## START SOURCE PASSAGE
BIKINIRAMA: the Fine Art of Provocation
Paul J. Thomas interviews Alexandra Steinert

The device-hammering, bat-wielding, undeniably attractive, self-proclaimed "amazon“ girls of German performance art group BIKINIRAMA might just break your heart in a whole new way: through destruction of the technological things which we hold sacred.

Over the past few years the Art-Performances of these bikini-clad, safety-goggled girls on film have presented the online public with the violent murders of computers, televisions, record players –then, upping the stakes- they graduated to smashing iPods, iBooks and finally the coveted iPhone (even months before 1st European release.) Online viewers and -more recently- live audiences have had a wide range of reactions to the group: from praise to outright rage. Nevertheless, regardless of the viewer’s personal philosophy or lifestyle, one of the key BIKINIRAMA messages is communicated over and over, ever more clearly: we worship these things, these products.

Their very first real live art exhibition at the Frankfurter Kunsträumen (in Frankfurt am Main) lead to significant coverage in the German media, and was effective in further getting their message across, as well as instigating further dialogue. The exhibition and the performances which took place during the show were the first face-to-face interaction the group had had with a live public.

After the show, which opened on Valentine’s Day, Whitehot had a chance to put a few questions to Alexandra Steinert, who co-founded the group with Manuel Francescon.

  
 Frankfurt viewers, BIKINIRAMA performance view,
 Photograph by Felicitas von Lutzau,  Photograph by Felicitas von Lutzau,
 Courtesy BIKINIRAMA Courtesy BIKINIRAMA


 Frankfurt viewers, Photograph by Felicitas von Lutzau,
 Courtesy BIKINIRAMA


 BIKINIRAMA performance view, Photograph by Felicitas von Lutzau,
 Courtesy BIKINIRAMA

Paul J. Thomas: Congratulations on the Exhibition! What are the most important ideas for you to communicate through Bikinirama? Is it aligned with any particular brand/philosophy of anti-consumerism or feminism? If not, where do the basic ideals stem from?

BIKINIRAMA: The destruction of consumer goods is a critique on the "throw-away“, waste-oriented society. Newer and better products are constantly introduced to the market along with the suggestions to consumers to think they need them all [sic]. They are used as status symbols and then usually find their way to the trash before the Guarantee even expires. BIKINIRAMA openly demonstrates the more-obvious lifespan of these gadgets in a clearly abbreviated form, so that the material goods are no longer suitable to be icons of consumer society.
## END SOURCE PASSAGE
AIM OF THE EXERCISE => Reproduce verbatim the portion of the BIKINIRAMA interview that opens with the words containing "Frankfurt viewers, Photograph" and closes with "ideals stem from?".
## START INFORMATION PROVIDED
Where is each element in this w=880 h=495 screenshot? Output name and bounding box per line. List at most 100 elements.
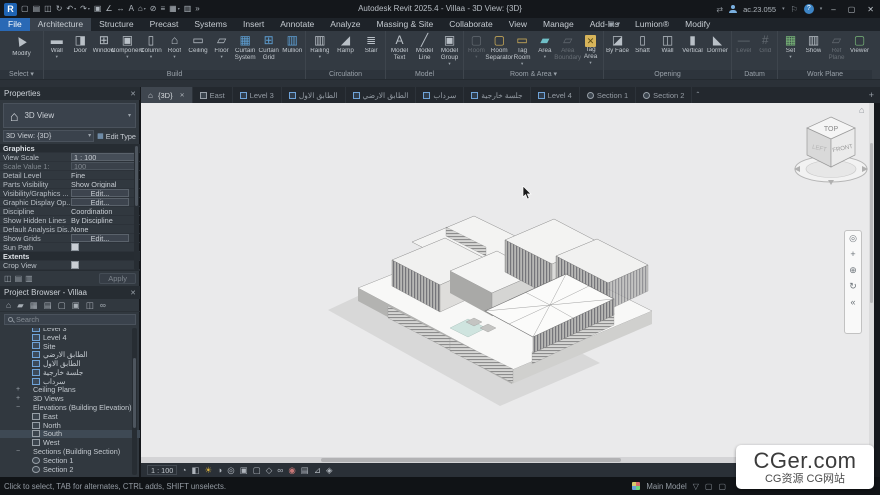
## END INFORMATION PROVIDED
SOLUTION FOR THIS PROBLEM =>
Frankfurt viewers, Photograph by Felicitas von Lutzau,
 Courtesy BIKINIRAMA


 BIKINIRAMA performance view, Photograph by Felicitas von Lutzau,
 Courtesy BIKINIRAMA

Paul J. Thomas: Congratulations on the Exhibition! What are the most important ideas for you to communicate through Bikinirama? Is it aligned with any particular brand/philosophy of anti-consumerism or feminism? If not, where do the basic ideals stem from?